[Start Data section]

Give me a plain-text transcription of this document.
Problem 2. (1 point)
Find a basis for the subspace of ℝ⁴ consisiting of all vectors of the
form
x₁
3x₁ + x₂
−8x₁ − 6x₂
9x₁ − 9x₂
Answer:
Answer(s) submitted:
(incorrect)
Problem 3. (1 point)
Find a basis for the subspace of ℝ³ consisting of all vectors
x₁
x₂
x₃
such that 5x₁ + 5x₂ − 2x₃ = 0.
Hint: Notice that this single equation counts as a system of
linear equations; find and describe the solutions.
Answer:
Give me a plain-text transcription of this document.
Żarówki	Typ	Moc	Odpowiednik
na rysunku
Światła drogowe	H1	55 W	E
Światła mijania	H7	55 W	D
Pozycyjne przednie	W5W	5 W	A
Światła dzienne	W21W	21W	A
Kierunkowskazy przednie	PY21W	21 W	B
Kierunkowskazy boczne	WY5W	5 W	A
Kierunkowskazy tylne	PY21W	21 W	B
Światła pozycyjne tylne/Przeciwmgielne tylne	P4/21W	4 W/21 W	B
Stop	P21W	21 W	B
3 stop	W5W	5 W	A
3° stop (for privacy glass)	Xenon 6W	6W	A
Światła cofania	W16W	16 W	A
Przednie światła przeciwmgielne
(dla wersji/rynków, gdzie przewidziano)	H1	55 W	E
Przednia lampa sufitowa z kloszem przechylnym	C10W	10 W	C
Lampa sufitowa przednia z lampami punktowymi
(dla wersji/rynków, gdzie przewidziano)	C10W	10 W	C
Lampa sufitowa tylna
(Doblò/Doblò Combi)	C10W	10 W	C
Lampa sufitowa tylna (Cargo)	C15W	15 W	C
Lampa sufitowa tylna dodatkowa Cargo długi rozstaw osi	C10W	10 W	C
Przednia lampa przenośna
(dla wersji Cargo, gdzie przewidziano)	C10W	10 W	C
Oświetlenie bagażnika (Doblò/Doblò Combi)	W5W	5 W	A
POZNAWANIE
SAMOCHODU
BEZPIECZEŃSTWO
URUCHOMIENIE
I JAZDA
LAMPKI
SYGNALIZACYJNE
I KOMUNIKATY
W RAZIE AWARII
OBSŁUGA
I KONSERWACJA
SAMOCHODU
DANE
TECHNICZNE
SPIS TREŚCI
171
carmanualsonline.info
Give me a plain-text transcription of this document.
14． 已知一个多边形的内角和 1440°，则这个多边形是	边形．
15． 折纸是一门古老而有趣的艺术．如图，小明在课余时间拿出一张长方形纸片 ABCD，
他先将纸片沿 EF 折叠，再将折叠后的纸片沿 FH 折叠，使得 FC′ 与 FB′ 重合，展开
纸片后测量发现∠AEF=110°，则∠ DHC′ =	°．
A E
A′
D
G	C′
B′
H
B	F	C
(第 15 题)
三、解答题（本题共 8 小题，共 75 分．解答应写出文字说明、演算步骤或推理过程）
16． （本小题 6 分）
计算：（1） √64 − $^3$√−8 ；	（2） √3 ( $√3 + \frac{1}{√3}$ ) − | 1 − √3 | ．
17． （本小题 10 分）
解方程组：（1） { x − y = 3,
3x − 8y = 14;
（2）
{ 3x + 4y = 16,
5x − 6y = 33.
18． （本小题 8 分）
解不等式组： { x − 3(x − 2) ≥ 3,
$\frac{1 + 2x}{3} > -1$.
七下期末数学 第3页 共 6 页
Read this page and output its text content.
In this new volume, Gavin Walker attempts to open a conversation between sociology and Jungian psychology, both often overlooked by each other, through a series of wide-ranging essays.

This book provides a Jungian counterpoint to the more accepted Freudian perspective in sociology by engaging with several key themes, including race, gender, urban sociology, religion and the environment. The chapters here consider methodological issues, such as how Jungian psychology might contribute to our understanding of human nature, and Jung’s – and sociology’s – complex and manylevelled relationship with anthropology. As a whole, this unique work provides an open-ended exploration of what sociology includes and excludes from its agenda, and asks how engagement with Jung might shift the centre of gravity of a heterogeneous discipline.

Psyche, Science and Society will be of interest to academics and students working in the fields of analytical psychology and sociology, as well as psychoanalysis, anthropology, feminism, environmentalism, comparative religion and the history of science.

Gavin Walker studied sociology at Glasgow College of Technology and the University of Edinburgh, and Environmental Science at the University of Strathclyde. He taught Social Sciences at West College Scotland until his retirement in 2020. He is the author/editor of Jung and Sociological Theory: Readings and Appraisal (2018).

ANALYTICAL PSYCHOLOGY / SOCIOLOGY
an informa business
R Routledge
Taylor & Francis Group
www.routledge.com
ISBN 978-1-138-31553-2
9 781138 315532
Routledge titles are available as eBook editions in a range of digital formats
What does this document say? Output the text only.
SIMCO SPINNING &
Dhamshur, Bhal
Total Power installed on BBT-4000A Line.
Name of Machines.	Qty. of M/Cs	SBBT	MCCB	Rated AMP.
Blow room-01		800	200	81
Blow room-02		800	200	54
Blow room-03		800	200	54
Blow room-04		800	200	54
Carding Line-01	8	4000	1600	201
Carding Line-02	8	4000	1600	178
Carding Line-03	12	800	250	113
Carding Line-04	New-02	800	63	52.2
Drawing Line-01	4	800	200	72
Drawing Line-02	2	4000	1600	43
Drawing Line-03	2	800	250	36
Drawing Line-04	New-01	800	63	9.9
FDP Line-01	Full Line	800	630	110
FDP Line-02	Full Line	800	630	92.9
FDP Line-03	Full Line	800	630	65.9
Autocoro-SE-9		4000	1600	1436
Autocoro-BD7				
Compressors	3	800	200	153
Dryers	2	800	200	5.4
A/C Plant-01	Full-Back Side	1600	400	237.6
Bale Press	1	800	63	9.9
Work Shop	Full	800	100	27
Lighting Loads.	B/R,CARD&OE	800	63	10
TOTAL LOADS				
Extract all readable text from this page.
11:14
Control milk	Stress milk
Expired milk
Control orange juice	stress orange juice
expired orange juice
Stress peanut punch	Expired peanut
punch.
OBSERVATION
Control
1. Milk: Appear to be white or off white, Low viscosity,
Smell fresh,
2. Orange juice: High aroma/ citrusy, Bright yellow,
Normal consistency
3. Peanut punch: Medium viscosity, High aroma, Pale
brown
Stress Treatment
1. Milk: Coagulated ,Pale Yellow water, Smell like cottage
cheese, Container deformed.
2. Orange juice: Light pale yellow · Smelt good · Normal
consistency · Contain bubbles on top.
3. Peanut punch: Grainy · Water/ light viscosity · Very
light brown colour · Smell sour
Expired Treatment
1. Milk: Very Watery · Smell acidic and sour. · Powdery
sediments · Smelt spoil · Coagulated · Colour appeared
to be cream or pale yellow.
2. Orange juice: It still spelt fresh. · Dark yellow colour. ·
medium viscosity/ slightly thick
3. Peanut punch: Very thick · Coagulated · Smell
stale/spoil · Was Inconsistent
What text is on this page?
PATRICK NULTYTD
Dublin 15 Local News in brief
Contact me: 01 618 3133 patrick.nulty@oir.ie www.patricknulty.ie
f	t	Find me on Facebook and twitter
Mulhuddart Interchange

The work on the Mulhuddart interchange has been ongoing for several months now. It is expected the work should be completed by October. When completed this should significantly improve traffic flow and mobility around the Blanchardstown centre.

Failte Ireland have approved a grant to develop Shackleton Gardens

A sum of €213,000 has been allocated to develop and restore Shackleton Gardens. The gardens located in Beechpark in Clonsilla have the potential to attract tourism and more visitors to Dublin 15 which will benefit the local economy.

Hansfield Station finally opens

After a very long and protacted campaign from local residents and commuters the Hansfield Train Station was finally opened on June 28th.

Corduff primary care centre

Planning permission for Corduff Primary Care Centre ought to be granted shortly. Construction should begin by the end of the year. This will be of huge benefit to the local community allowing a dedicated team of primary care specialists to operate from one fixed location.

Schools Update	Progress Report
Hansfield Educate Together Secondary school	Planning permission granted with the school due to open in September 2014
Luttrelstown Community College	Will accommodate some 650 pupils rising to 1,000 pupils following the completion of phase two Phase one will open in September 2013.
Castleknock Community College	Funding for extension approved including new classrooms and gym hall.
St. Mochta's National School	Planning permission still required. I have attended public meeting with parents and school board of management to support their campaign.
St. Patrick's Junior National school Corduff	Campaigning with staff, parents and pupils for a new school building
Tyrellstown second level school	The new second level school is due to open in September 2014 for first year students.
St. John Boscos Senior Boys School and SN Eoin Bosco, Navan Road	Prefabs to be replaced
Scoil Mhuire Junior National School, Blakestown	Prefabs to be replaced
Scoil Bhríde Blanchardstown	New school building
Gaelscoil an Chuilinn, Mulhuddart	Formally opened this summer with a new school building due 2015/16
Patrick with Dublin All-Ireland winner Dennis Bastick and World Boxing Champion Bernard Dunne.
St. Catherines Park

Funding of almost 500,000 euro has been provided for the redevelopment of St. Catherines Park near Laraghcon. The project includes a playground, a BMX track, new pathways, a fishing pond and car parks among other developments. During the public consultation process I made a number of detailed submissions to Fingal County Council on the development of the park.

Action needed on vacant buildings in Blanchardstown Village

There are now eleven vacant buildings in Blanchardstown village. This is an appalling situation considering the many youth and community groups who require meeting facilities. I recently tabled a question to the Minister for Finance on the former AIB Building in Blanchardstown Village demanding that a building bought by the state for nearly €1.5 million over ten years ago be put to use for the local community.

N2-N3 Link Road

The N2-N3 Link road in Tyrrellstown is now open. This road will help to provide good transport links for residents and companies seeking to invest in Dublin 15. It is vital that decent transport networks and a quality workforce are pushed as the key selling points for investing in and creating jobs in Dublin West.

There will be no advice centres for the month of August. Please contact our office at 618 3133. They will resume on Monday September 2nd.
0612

[End Data section]

§ **Objective**
Look over the listing above. Pick out and copy every line that includes "Station".

§ **Complete output**
Hansfield Station finally opens
After a very long and protacted campaign from local residents and commuters the Hansfield Train Station was finally opened on June 28th.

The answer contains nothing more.